INSTRUCTIONS FOR THE TASK: State how many lines in the records hold the word "screenshot", giving the number and no other text.

DATA SUPPLIED:
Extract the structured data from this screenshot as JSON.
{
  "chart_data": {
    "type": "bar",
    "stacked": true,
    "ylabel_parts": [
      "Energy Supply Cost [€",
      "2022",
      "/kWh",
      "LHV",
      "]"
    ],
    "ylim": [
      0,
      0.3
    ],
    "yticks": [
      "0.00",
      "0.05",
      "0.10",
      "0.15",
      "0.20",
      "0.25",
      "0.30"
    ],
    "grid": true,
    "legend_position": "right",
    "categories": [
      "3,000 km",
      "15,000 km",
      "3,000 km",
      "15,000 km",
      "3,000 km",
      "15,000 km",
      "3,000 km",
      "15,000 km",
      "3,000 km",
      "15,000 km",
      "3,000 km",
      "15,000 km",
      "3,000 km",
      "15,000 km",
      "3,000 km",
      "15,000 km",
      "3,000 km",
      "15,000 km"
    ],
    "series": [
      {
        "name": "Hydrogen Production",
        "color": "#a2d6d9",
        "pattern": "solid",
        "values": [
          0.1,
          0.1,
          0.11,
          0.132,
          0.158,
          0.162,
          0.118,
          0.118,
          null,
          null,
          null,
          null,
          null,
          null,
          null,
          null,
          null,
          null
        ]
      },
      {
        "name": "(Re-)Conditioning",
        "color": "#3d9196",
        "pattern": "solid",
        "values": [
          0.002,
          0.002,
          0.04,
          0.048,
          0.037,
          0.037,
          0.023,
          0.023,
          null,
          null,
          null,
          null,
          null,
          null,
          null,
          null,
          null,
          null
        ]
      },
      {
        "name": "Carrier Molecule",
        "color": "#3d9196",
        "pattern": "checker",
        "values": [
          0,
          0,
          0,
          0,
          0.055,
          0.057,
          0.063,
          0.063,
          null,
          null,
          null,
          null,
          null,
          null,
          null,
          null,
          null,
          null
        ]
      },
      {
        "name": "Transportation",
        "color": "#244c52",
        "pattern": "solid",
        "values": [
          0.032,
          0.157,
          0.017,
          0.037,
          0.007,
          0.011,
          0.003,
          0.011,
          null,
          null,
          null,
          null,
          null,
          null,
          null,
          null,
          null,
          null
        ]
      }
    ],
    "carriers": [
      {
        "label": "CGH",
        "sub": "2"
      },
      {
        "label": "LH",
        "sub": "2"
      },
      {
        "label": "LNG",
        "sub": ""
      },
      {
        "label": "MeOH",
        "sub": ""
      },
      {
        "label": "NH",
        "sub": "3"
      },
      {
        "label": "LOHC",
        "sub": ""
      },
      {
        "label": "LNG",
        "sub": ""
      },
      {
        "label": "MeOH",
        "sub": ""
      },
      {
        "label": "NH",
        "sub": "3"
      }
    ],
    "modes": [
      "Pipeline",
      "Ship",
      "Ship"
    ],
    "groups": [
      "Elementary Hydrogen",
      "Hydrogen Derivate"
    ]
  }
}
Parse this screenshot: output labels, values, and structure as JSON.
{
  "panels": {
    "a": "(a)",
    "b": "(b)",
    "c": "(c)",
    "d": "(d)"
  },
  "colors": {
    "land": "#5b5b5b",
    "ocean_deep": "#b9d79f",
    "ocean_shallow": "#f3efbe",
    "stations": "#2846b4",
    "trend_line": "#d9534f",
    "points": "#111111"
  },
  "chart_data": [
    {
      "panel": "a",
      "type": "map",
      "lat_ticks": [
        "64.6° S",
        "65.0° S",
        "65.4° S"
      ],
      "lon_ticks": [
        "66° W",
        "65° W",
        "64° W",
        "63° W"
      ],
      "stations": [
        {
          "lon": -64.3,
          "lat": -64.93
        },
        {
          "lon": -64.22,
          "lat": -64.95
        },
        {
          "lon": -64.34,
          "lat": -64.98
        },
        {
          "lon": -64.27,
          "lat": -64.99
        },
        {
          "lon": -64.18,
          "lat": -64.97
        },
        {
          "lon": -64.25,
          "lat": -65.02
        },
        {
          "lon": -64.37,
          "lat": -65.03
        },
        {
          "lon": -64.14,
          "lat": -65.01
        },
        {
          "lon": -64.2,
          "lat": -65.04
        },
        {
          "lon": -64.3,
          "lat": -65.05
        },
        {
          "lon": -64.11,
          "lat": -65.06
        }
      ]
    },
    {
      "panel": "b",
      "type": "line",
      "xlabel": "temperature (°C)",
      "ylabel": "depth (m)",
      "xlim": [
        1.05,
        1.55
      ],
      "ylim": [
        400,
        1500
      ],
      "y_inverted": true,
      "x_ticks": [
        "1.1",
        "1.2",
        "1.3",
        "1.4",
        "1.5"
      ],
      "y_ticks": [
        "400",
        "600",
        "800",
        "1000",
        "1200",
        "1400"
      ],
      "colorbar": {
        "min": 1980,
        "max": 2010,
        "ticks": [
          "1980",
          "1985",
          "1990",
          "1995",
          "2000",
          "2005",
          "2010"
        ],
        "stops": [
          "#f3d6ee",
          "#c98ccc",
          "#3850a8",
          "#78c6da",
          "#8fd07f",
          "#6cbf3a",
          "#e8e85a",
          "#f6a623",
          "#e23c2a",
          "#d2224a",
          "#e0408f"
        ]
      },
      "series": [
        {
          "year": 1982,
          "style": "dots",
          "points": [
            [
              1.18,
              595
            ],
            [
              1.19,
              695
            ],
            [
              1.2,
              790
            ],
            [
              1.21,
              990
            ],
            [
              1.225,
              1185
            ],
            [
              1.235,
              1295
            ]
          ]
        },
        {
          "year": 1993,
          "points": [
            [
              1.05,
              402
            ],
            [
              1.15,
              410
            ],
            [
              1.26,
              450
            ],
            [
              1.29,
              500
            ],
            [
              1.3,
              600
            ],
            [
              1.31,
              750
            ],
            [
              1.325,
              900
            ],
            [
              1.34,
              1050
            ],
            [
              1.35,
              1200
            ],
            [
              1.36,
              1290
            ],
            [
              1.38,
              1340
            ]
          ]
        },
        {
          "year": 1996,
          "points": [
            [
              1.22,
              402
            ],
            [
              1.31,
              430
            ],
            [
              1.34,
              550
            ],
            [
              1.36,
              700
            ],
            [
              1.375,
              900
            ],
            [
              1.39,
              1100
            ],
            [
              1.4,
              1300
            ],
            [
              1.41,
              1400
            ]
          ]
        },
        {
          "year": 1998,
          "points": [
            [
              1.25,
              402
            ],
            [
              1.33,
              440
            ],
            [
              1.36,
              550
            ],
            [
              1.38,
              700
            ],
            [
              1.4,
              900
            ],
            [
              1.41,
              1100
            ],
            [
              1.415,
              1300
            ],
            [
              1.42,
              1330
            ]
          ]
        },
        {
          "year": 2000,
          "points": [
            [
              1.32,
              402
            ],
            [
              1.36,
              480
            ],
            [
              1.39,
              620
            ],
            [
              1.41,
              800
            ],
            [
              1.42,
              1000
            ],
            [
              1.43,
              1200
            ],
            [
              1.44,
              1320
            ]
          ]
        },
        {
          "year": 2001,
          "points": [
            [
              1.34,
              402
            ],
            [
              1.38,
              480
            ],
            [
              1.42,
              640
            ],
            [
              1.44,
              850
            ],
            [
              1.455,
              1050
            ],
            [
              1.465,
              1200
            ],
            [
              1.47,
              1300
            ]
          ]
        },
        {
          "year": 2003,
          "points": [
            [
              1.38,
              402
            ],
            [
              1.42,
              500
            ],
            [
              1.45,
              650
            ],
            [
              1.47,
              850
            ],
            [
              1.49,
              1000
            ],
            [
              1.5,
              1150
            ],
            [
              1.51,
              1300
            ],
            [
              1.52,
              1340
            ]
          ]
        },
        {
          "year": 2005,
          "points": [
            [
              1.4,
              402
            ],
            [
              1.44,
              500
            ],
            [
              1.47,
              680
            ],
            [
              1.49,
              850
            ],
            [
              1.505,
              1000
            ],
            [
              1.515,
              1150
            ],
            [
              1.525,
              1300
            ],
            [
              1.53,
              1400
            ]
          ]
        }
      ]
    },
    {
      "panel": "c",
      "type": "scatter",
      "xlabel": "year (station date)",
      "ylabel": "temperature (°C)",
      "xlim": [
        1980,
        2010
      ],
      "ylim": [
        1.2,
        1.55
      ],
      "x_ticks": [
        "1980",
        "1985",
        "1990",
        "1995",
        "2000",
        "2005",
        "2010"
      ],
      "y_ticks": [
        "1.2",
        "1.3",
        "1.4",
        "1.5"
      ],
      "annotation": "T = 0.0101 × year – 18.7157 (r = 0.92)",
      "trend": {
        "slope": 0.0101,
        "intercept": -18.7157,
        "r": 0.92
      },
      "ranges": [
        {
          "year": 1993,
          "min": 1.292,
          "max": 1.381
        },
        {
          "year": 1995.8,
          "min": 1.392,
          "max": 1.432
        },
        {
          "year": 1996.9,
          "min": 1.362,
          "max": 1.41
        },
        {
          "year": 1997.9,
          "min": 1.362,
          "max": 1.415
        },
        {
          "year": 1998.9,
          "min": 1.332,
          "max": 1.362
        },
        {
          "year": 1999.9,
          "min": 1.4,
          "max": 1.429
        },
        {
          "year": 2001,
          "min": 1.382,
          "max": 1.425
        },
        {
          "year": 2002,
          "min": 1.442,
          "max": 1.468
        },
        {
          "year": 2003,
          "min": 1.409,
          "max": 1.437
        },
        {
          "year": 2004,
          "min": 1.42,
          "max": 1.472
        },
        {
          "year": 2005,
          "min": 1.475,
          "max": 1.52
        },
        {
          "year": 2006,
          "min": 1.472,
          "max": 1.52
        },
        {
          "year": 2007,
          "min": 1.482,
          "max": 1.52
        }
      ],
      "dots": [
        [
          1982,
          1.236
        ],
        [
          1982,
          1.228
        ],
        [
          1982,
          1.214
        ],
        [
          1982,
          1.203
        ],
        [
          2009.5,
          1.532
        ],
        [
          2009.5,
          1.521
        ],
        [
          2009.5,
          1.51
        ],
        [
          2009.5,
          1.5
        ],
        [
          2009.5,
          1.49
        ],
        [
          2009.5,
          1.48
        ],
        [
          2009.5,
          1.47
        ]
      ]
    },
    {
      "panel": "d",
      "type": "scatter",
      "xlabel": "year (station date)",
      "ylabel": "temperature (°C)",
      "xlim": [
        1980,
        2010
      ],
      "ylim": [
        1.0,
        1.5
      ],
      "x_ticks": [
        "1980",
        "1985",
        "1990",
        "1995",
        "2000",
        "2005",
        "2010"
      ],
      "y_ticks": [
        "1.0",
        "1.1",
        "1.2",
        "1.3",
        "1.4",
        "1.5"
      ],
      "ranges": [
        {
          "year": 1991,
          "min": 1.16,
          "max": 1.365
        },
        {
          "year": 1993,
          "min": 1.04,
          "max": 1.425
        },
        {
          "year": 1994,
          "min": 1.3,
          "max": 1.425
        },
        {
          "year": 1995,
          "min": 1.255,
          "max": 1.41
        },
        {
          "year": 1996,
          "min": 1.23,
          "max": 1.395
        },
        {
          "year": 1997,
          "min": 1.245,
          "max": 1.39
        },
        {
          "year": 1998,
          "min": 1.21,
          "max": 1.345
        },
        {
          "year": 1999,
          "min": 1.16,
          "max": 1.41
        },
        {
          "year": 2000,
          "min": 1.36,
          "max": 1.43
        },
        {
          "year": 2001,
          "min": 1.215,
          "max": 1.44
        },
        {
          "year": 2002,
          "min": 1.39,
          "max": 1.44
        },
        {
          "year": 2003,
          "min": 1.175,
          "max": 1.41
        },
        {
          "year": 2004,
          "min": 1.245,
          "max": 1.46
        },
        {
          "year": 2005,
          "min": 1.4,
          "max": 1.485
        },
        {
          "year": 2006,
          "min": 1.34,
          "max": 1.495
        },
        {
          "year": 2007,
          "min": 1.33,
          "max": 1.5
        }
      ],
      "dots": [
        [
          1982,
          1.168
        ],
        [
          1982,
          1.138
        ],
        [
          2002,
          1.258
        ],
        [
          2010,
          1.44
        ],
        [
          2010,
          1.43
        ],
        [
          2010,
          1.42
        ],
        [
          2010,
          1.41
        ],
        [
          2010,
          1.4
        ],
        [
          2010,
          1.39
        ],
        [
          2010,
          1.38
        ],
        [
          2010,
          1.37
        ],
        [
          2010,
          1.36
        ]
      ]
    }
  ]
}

EXERCISE RESULT: 2